Stored dataset items —
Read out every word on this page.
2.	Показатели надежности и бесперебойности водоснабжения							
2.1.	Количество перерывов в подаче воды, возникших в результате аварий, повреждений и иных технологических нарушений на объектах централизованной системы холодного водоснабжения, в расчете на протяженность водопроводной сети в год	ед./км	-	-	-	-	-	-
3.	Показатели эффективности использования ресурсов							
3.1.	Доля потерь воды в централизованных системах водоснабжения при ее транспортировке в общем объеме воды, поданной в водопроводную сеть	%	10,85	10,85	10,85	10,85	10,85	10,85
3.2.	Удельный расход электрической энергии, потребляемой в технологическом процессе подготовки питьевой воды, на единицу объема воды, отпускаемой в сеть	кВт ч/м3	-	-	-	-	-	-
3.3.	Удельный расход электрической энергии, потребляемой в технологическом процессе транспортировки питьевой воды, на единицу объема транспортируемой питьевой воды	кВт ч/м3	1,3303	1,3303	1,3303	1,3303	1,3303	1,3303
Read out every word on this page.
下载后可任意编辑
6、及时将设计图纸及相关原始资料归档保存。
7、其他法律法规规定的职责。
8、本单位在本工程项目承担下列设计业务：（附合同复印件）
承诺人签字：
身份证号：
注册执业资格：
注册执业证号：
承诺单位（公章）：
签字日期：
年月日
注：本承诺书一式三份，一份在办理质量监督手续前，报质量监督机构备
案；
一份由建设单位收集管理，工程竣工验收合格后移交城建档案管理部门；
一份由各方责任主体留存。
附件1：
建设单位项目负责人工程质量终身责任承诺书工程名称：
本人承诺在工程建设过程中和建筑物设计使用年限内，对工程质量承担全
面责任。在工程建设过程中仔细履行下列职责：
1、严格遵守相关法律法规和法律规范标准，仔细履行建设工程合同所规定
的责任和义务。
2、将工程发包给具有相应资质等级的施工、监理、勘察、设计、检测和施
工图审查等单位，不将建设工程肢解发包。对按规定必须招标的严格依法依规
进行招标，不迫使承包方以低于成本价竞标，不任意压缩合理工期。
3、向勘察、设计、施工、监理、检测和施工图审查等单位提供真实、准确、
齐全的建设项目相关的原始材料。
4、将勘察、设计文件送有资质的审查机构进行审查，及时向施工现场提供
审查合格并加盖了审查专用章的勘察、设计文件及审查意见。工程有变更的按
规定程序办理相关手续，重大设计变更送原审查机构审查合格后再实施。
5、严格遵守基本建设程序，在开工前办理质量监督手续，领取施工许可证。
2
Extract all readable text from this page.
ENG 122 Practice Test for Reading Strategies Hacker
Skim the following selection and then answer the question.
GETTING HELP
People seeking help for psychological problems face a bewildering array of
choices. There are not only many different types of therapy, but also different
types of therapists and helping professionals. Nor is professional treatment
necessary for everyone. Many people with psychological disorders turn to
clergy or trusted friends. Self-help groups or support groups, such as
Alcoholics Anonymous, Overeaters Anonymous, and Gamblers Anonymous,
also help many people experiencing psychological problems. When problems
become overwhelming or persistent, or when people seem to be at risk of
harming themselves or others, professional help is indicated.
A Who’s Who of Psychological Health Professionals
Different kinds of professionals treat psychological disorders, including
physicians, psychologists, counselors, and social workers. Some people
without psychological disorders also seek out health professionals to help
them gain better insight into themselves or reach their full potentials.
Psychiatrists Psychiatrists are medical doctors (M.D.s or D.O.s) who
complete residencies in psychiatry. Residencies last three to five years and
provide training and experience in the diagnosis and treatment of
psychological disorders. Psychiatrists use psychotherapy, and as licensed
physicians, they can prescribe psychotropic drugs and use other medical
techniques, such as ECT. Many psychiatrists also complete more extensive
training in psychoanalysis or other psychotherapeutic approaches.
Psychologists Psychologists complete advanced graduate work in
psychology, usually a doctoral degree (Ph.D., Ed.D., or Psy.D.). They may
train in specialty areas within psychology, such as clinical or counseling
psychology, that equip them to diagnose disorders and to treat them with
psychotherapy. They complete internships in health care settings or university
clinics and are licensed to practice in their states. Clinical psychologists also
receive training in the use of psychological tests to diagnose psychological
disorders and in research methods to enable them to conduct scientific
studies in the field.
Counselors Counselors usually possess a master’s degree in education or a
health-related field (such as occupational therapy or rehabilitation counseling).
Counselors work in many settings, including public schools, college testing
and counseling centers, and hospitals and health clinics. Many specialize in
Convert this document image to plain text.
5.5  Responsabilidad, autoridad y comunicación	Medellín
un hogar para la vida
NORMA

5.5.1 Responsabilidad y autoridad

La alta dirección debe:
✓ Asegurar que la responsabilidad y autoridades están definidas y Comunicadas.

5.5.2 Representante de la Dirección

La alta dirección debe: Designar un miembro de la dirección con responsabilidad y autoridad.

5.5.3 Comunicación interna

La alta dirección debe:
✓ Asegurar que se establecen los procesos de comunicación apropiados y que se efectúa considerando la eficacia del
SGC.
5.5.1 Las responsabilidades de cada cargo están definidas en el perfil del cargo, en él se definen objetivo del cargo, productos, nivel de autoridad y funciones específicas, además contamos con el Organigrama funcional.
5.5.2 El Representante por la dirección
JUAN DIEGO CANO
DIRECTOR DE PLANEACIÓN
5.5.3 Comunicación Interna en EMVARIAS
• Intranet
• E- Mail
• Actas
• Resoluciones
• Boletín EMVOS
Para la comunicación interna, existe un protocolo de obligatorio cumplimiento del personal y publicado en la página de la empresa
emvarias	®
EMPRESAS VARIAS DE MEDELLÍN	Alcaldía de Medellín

Set task — Copy each line containing the word "physicians" from the data.

Correct output —
physicians, psychologists, counselors, and social workers. Some people
physicians, they can prescribe psychotropic drugs and use other medical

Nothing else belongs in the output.